▶ Work to complete: Every record must be repeated exactly; omit any pictures they contain.

━━━━━━━━━━

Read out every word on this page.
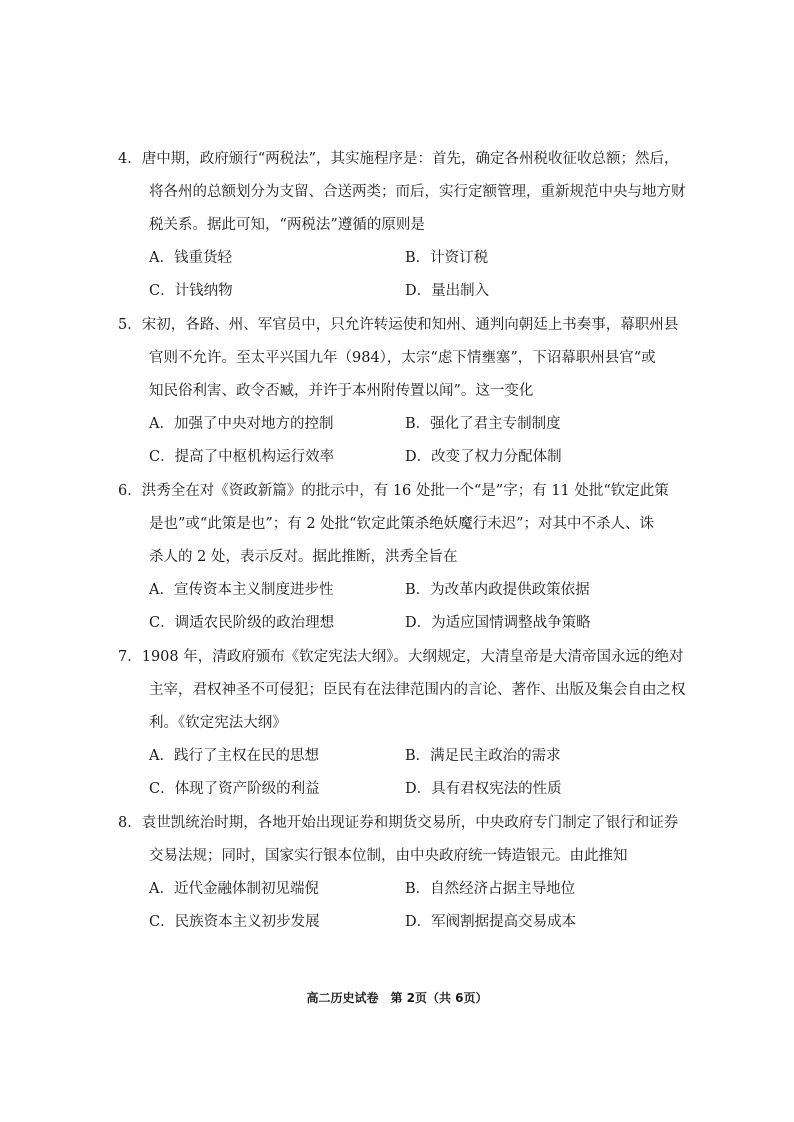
4．唐中期，政府颁行“两税法”，其实施程序是：首先，确定各州税收征收总额；然后，
将各州的总额划分为支留、合送两类；而后，实行定额管理，重新规范中央与地方财
税关系。据此可知，“两税法”遵循的原则是
A．钱重货轻	B．计资订税
C．计钱纳物	D．量出制入
5．宋初，各路、州、军官员中，只允许转运使和知州、通判向朝廷上书奏事，幕职州县
官则不允许。至太平兴国九年（984），太宗“虑下情壅塞”，下诏幕职州县官“或
知民俗利害、政令否臧，并许于本州附传置以闻”。这一变化
A．加强了中央对地方的控制	B．强化了君主专制制度
C．提高了中枢机构运行效率	D．改变了权力分配体制
6．洪秀全在对《资政新篇》的批示中，有 16 处批一个“是”字；有 11 处批“钦定此策
是也”或“此策是也”；有 2 处批“钦定此策杀绝妖魔行未迟”；对其中不杀人、诛
杀人的 2 处，表示反对。据此推断，洪秀全旨在
A．宣传资本主义制度进步性	B．为改革内政提供政策依据
C．调适农民阶级的政治理想	D．为适应国情调整战争策略
7．1908 年，清政府颁布《钦定宪法大纲》。大纲规定，大清皇帝是大清帝国永远的绝对
主宰，君权神圣不可侵犯；臣民有在法律范围内的言论、著作、出版及集会自由之权
利。《钦定宪法大纲》
A．践行了主权在民的思想	B．满足民主政治的需求
C．体现了资产阶级的利益	D．具有君权宪法的性质
8．袁世凯统治时期，各地开始出现证券和期货交易所，中央政府专门制定了银行和证券
交易法规；同时，国家实行银本位制，由中央政府统一铸造银元。由此推知
A．近代金融体制初见端倪	B．自然经济占据主导地位
C．民族资本主义初步发展	D．军阀割据提高交易成本
高二历史试卷　第 2页（共 6页）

━━━━━━━━━━

▶ Problem solution:
Read out every word on this page.
4．唐中期，政府颁行“两税法”，其实施程序是：首先，确定各州税收征收总额；然后，
将各州的总额划分为支留、合送两类；而后，实行定额管理，重新规范中央与地方财
税关系。据此可知，“两税法”遵循的原则是
A．钱重货轻	B．计资订税
C．计钱纳物	D．量出制入
5．宋初，各路、州、军官员中，只允许转运使和知州、通判向朝廷上书奏事，幕职州县
官则不允许。至太平兴国九年（984），太宗“虑下情壅塞”，下诏幕职州县官“或
知民俗利害、政令否臧，并许于本州附传置以闻”。这一变化
A．加强了中央对地方的控制	B．强化了君主专制制度
C．提高了中枢机构运行效率	D．改变了权力分配体制
6．洪秀全在对《资政新篇》的批示中，有 16 处批一个“是”字；有 11 处批“钦定此策
是也”或“此策是也”；有 2 处批“钦定此策杀绝妖魔行未迟”；对其中不杀人、诛
杀人的 2 处，表示反对。据此推断，洪秀全旨在
A．宣传资本主义制度进步性	B．为改革内政提供政策依据
C．调适农民阶级的政治理想	D．为适应国情调整战争策略
7．1908 年，清政府颁布《钦定宪法大纲》。大纲规定，大清皇帝是大清帝国永远的绝对
主宰，君权神圣不可侵犯；臣民有在法律范围内的言论、著作、出版及集会自由之权
利。《钦定宪法大纲》
A．践行了主权在民的思想	B．满足民主政治的需求
C．体现了资产阶级的利益	D．具有君权宪法的性质
8．袁世凯统治时期，各地开始出现证券和期货交易所，中央政府专门制定了银行和证券
交易法规；同时，国家实行银本位制，由中央政府统一铸造银元。由此推知
A．近代金融体制初见端倪	B．自然经济占据主导地位
C．民族资本主义初步发展	D．军阀割据提高交易成本
高二历史试卷　第 2页（共 6页）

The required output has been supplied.